→ TO BE DONE: Collect from the data below each line with "модел".

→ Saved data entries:
○ ○ ○ ○ ○ ○ ○

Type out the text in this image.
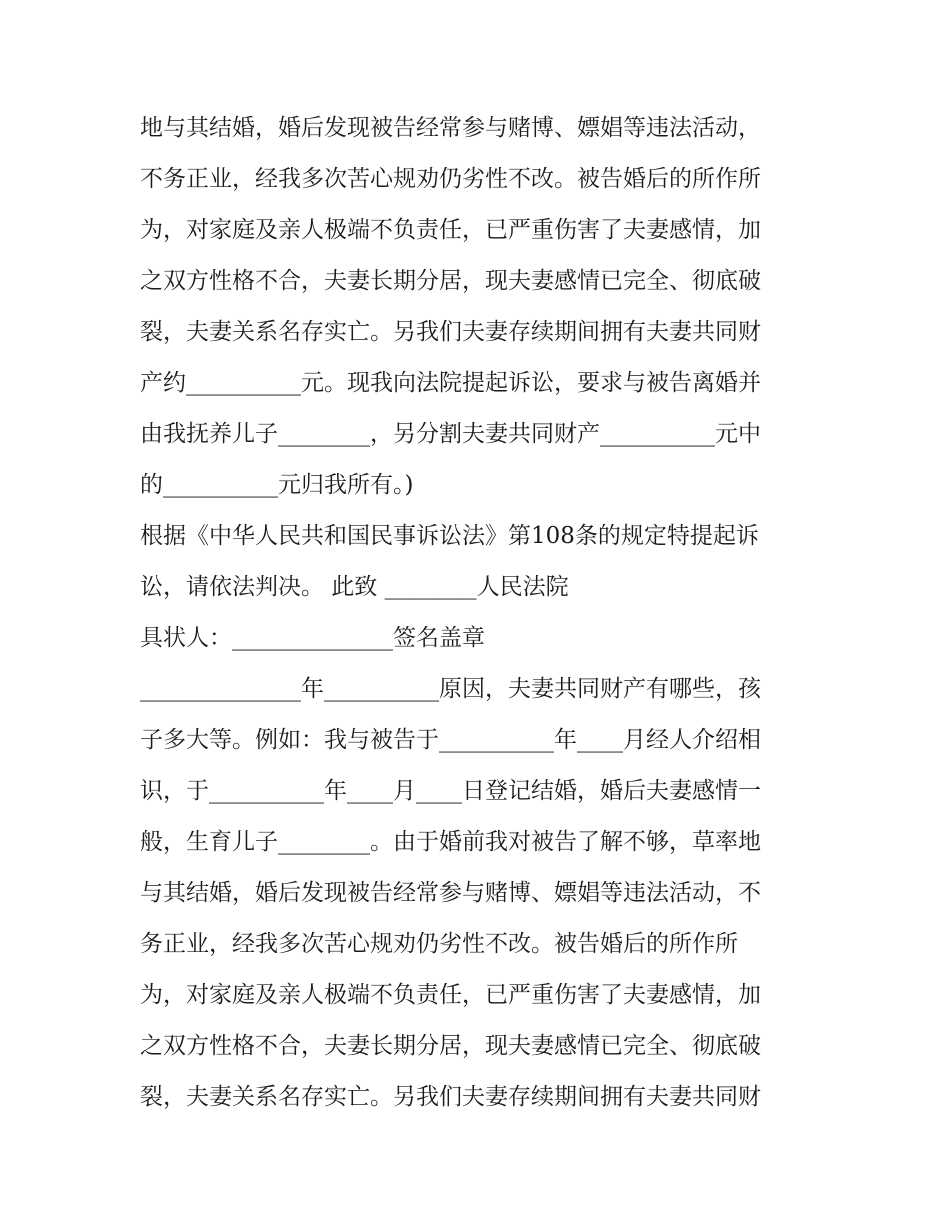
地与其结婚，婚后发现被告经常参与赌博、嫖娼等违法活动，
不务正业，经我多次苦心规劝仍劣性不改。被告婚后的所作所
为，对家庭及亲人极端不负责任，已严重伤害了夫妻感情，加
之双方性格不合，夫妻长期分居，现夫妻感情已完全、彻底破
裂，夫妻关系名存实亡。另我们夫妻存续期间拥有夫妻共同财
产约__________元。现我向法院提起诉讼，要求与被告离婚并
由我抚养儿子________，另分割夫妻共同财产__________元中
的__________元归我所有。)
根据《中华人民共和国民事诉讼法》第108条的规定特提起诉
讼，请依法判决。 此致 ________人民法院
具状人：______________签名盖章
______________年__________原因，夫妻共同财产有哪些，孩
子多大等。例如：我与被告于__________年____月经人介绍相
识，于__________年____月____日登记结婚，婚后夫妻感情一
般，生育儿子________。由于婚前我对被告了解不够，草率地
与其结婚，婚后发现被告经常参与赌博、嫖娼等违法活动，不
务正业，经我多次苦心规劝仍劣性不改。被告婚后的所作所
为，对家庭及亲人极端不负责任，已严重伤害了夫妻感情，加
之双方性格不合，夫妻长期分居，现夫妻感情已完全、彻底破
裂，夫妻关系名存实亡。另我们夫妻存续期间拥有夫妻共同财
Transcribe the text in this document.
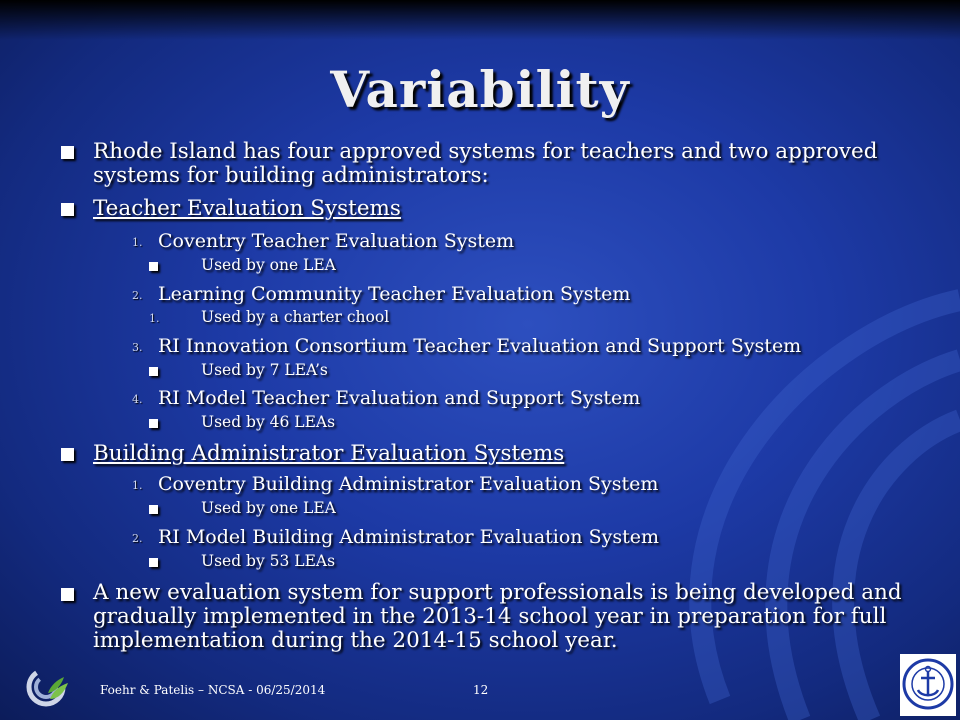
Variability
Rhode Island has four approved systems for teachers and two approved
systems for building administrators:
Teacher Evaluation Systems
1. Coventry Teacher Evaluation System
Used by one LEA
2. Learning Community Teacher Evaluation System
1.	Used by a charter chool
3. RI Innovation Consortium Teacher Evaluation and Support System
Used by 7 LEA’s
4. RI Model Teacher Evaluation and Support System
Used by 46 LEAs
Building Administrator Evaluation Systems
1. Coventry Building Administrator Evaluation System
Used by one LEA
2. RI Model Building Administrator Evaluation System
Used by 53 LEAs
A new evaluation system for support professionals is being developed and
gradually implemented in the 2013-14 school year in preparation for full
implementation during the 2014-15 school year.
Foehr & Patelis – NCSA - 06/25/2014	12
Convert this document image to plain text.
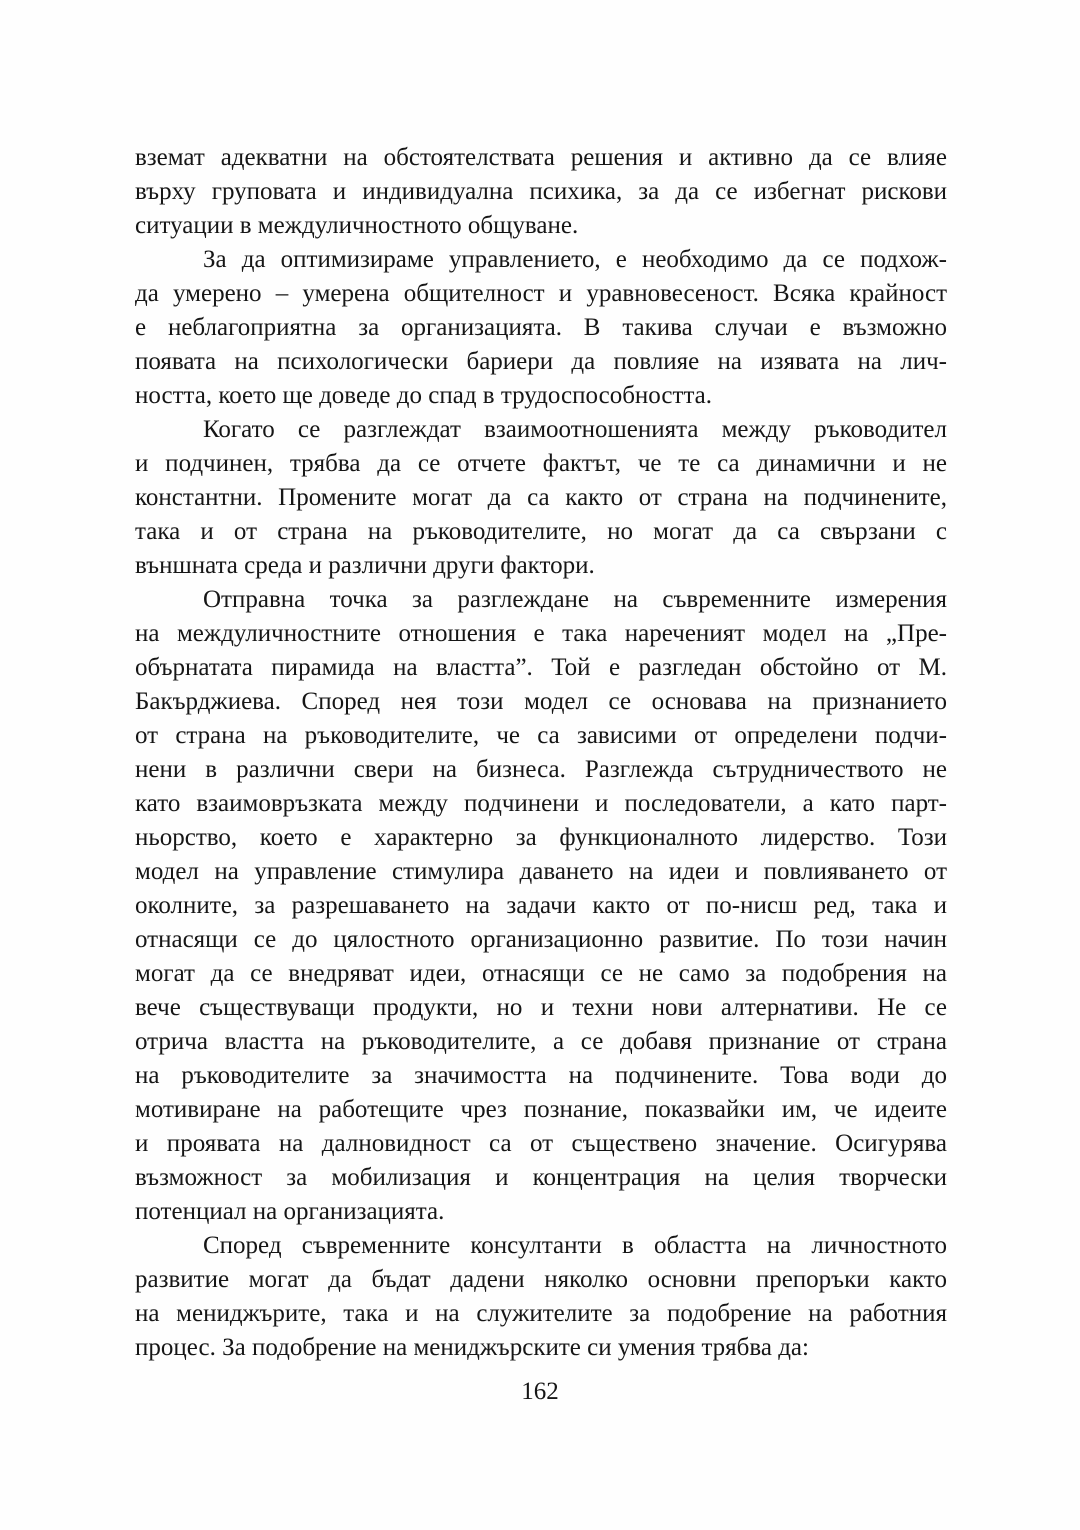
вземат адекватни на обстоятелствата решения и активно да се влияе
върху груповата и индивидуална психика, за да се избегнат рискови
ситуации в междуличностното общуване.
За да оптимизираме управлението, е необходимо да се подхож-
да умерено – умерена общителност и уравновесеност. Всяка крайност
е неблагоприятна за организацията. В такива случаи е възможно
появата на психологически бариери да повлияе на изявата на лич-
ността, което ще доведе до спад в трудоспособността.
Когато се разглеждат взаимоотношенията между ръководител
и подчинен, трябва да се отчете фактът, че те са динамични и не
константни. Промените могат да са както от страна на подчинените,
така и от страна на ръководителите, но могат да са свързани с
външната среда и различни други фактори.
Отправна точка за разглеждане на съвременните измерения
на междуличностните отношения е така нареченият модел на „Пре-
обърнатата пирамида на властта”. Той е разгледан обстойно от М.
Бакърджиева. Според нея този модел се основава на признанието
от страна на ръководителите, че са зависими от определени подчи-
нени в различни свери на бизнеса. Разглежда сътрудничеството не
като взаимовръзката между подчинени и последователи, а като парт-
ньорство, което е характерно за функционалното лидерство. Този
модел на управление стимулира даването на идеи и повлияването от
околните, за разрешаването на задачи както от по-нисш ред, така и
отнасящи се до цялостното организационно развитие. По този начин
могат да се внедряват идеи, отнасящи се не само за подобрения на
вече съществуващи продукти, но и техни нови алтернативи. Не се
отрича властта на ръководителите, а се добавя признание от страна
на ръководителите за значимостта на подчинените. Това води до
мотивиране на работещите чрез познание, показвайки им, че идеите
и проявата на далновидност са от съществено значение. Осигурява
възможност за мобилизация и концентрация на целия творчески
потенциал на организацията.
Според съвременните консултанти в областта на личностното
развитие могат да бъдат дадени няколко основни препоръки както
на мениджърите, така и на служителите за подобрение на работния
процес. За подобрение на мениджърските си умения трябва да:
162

○ ○ ○ ○ ○ ○ ○

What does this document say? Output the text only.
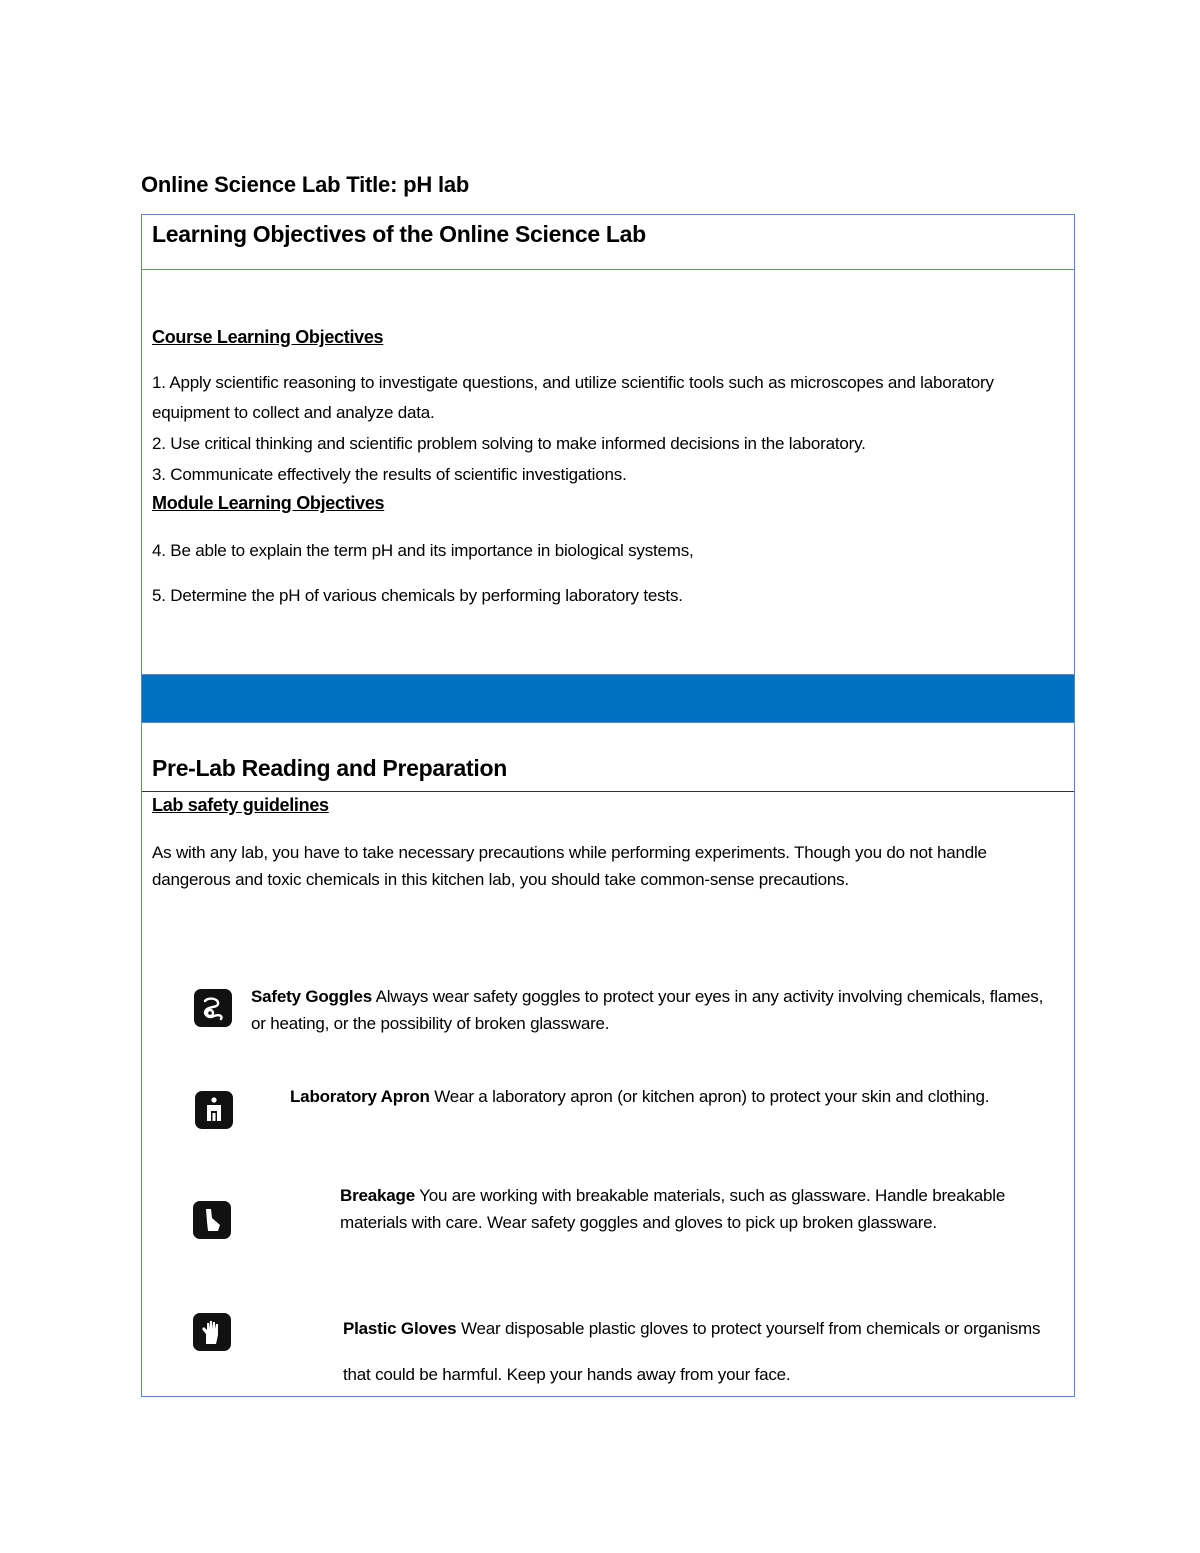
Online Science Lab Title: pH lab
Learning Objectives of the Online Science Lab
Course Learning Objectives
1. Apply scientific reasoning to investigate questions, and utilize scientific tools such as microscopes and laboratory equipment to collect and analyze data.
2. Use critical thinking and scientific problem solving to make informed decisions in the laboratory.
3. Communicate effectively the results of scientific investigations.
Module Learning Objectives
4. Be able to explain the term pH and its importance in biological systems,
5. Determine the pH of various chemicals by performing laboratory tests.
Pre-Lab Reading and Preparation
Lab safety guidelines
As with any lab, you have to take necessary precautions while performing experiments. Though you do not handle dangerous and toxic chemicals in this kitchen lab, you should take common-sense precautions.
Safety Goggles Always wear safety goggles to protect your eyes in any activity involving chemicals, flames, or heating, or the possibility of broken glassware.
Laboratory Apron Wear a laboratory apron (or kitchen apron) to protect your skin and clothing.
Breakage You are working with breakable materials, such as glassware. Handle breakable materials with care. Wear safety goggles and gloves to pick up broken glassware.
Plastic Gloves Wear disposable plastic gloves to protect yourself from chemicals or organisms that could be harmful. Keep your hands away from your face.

○ ○ ○ ○ ○ ○ ○

→ TASK SOLUTION:
на междуличностните отношения е така нареченият модел на „Пре-
Бакърджиева. Според нея този модел се основава на признанието
модел на управление стимулира даването на идеи и повлияването от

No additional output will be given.